» **OBJECTIVE**
Among the entries below, count the lines that contain the word "equations". Write down only the total.

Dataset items
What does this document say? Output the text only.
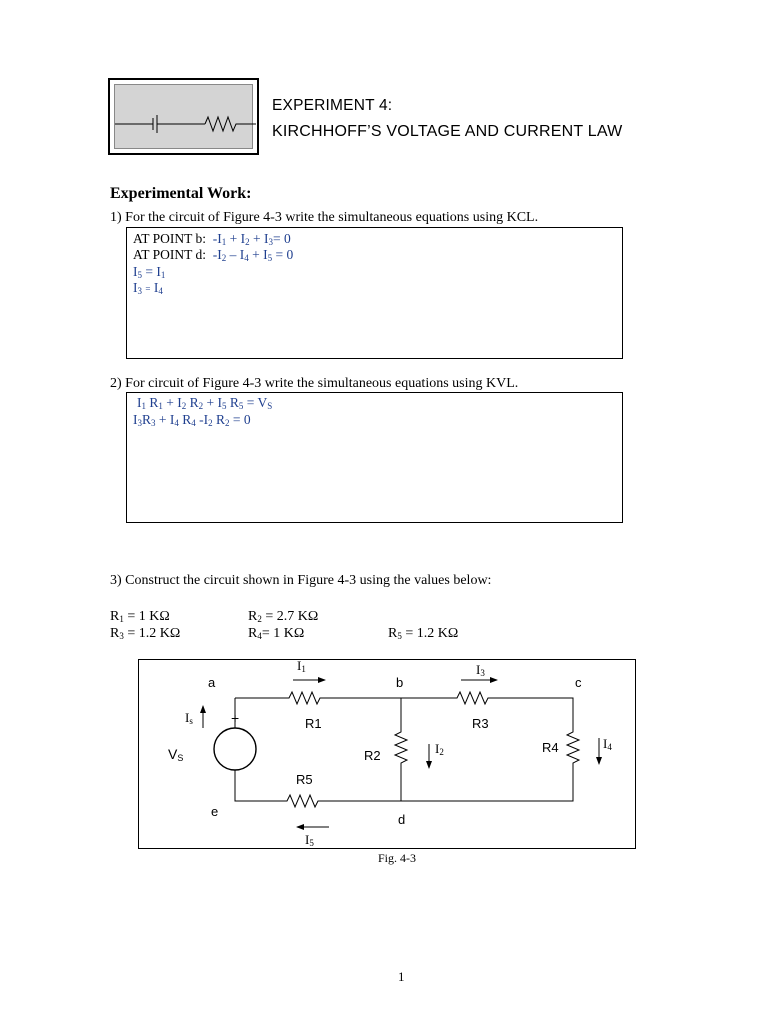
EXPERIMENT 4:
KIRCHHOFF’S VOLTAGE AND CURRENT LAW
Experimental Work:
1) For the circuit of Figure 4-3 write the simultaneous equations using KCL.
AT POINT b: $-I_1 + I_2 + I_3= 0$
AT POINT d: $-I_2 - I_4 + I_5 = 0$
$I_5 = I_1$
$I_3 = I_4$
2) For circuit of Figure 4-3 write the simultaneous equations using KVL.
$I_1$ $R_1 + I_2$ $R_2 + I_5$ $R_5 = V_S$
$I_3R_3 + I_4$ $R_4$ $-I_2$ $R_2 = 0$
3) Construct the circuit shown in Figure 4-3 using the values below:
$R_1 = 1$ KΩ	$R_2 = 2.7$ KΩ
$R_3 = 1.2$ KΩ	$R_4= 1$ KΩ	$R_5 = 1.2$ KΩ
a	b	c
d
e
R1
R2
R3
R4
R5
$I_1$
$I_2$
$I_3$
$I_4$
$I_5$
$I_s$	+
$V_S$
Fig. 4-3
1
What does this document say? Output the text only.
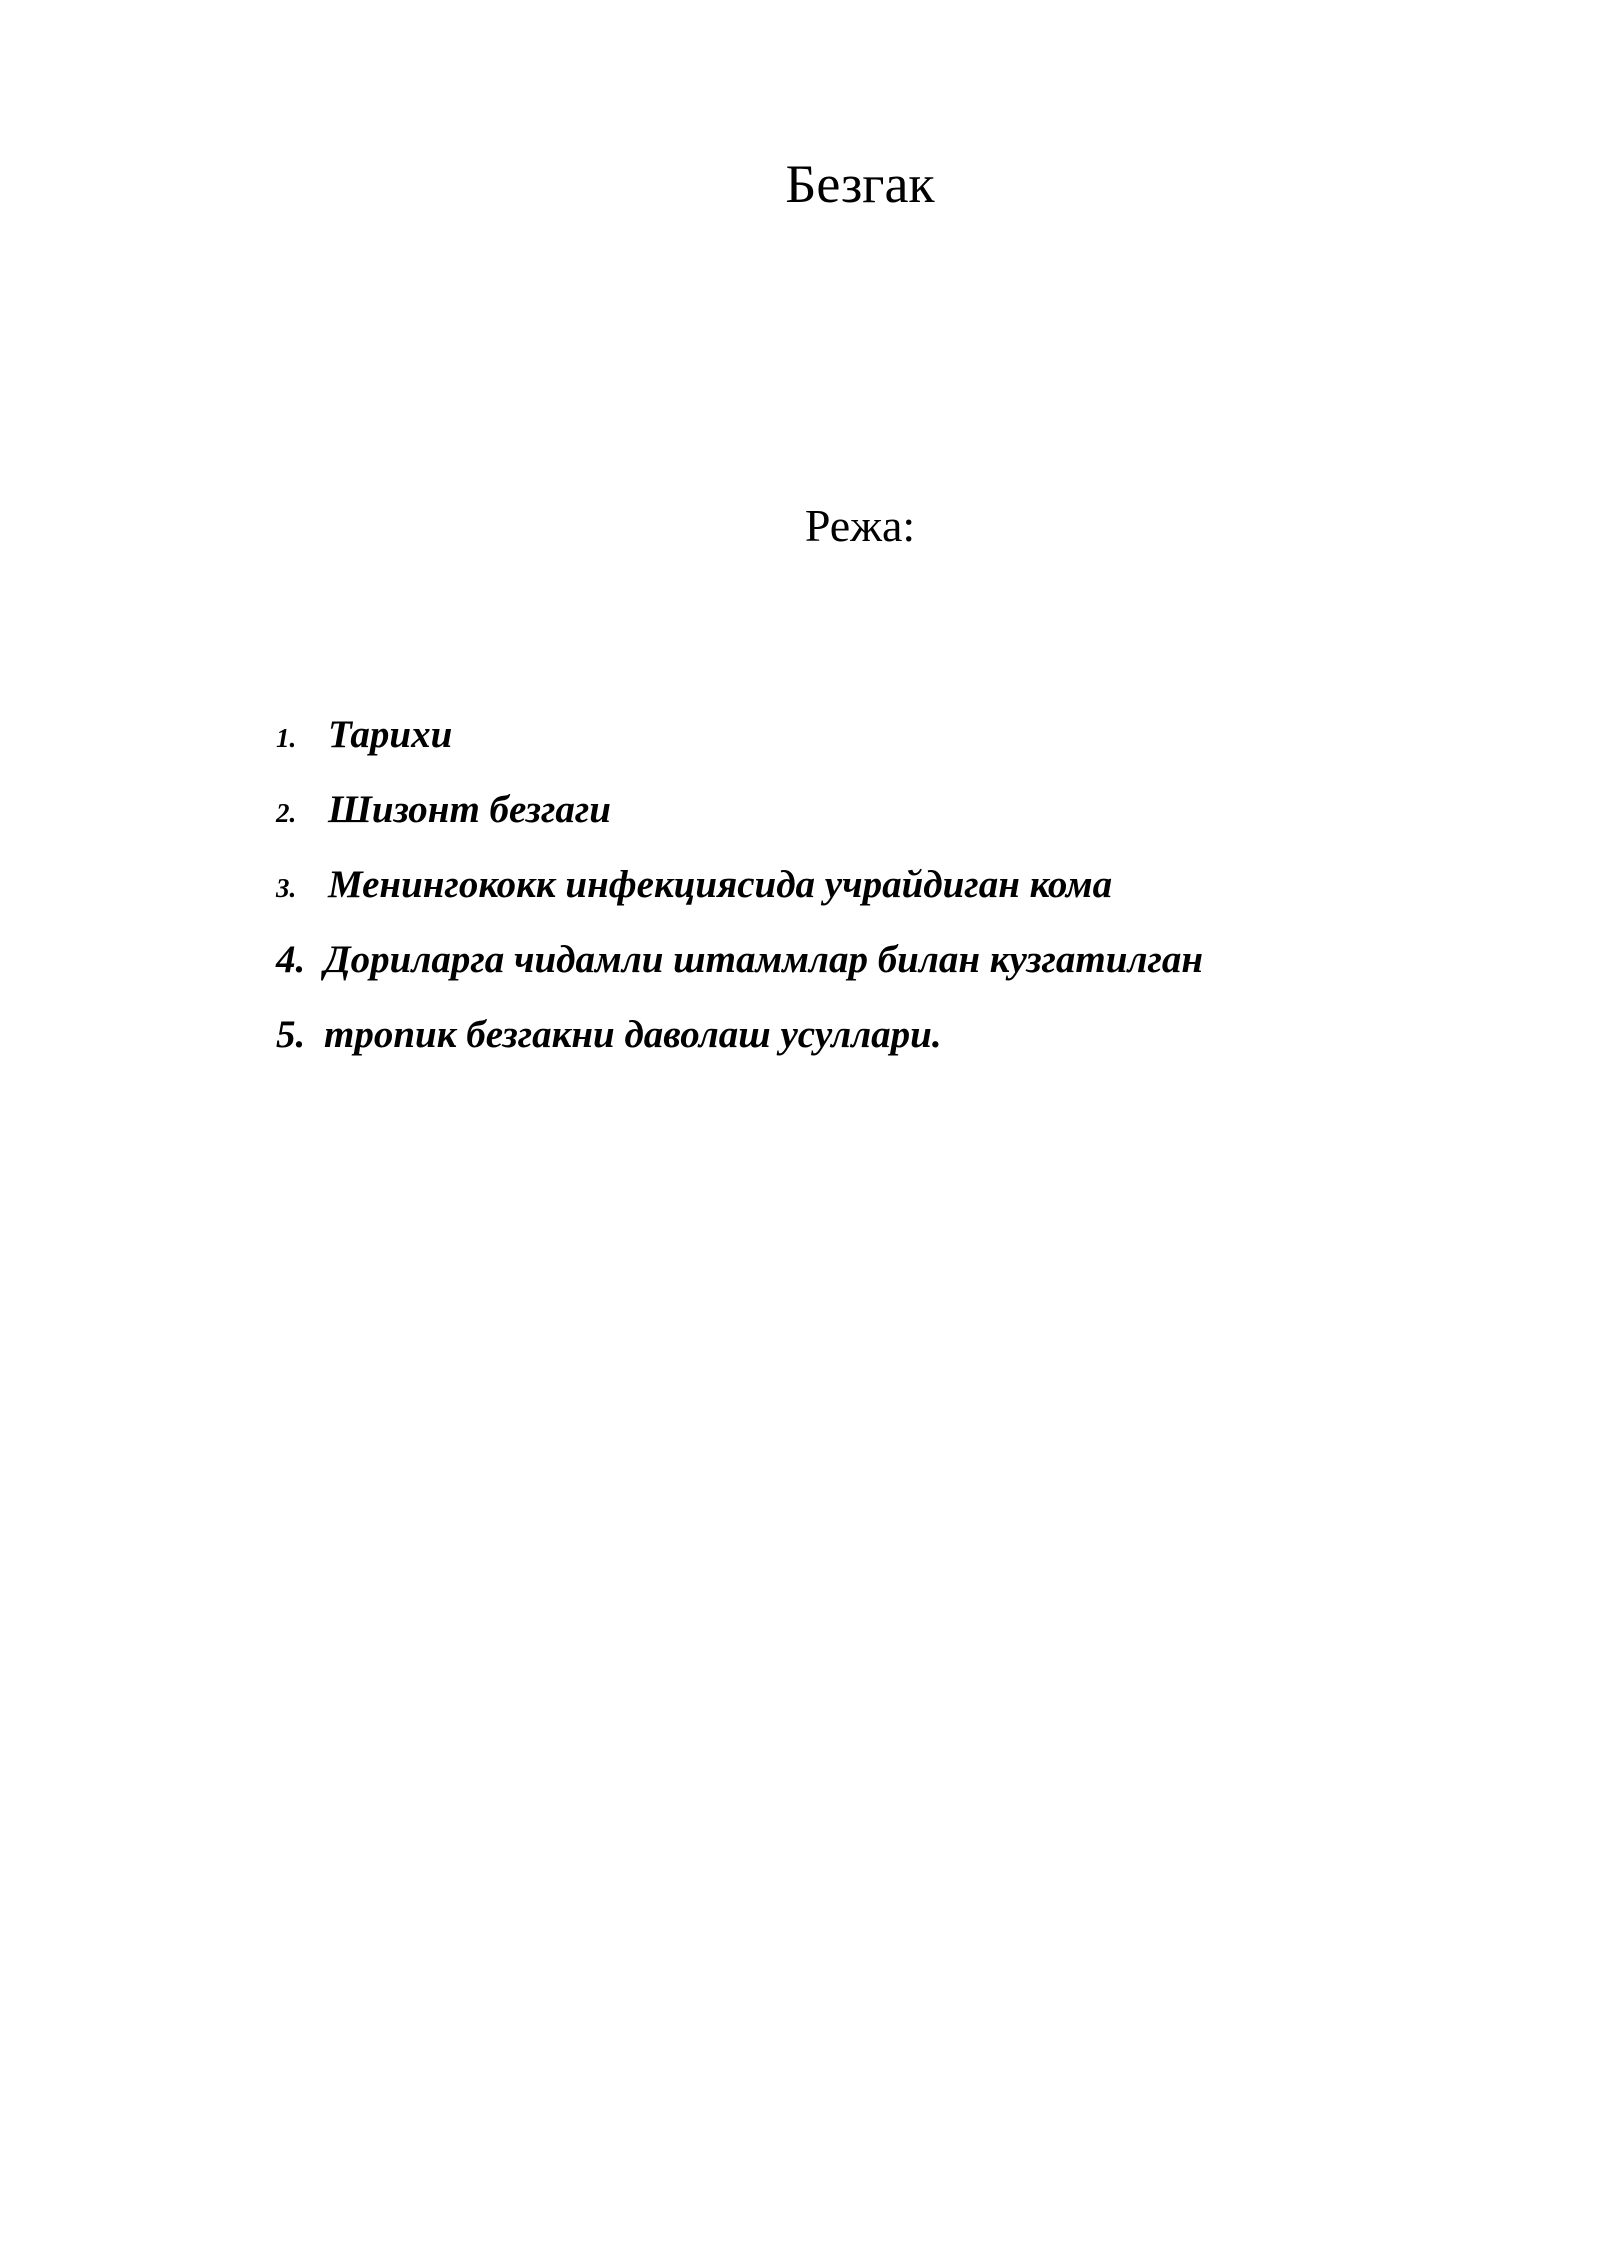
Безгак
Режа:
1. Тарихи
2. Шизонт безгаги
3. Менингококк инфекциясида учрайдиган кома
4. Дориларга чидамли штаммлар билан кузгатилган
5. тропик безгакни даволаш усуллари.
--
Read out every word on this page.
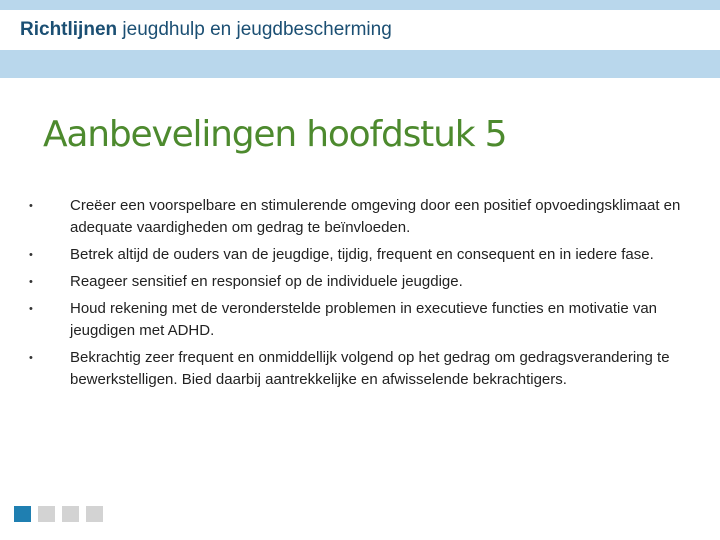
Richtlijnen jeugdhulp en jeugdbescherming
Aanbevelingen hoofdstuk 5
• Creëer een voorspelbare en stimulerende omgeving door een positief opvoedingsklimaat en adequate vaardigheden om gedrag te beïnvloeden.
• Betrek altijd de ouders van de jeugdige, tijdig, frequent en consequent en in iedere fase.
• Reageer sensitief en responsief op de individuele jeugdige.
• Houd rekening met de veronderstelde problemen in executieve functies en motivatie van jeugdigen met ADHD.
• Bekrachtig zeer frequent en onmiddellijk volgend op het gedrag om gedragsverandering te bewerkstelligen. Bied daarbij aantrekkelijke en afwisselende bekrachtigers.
--
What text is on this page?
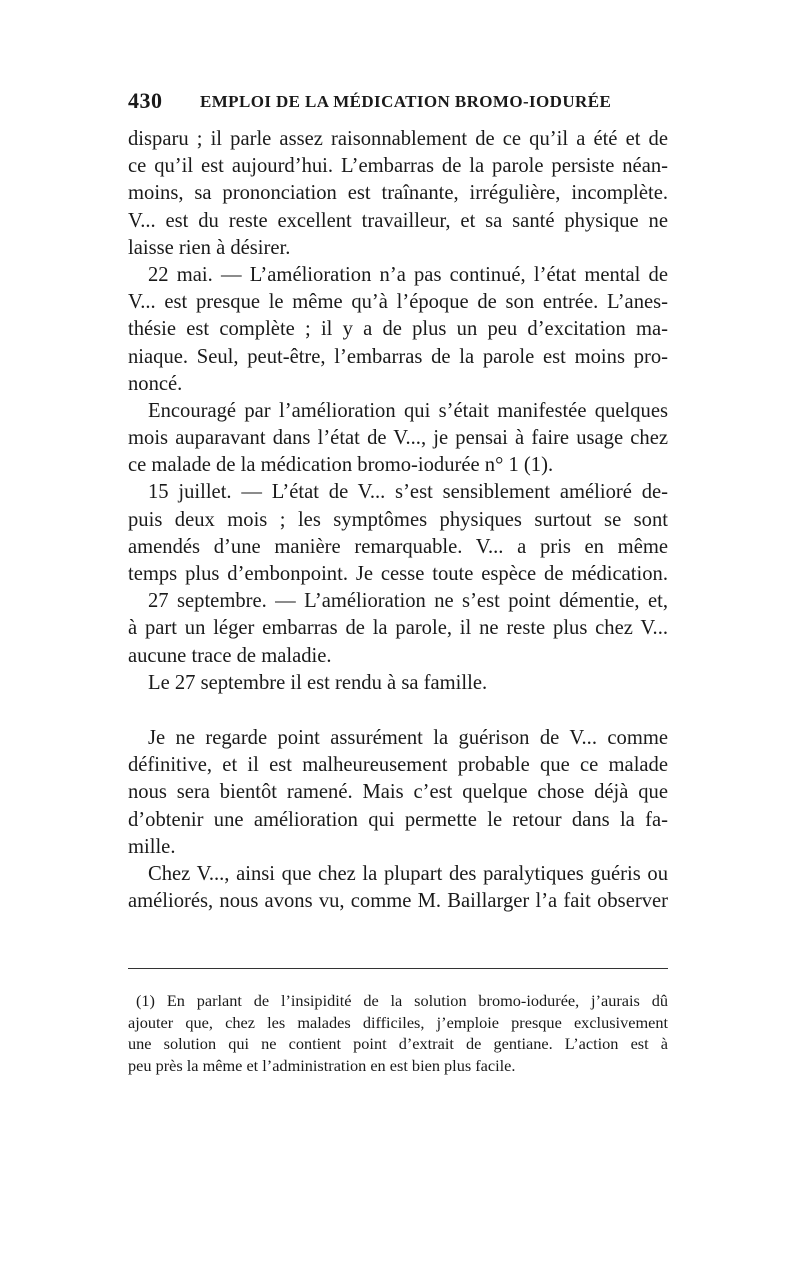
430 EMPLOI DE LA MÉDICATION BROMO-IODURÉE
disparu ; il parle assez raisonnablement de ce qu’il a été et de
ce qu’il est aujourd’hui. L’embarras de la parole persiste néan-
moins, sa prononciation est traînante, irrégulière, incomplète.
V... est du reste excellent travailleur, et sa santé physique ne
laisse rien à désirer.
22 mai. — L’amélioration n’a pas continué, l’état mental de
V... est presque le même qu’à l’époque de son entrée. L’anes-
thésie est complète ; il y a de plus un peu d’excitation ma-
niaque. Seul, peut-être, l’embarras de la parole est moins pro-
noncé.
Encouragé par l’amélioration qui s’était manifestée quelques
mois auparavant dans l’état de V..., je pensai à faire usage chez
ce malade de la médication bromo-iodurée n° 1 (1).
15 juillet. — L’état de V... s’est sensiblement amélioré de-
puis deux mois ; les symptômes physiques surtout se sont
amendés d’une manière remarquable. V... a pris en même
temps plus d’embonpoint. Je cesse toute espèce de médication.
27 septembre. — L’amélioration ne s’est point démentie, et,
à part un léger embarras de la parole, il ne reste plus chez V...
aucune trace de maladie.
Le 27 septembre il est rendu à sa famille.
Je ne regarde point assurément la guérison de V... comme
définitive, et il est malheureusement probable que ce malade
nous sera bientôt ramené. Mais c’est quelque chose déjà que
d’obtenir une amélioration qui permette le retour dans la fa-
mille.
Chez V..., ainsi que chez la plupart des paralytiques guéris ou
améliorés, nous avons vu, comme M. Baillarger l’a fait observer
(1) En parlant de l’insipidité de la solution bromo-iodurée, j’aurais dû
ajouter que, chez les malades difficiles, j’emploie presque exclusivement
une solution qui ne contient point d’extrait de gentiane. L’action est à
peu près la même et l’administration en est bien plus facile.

» **TASK RESULT**
2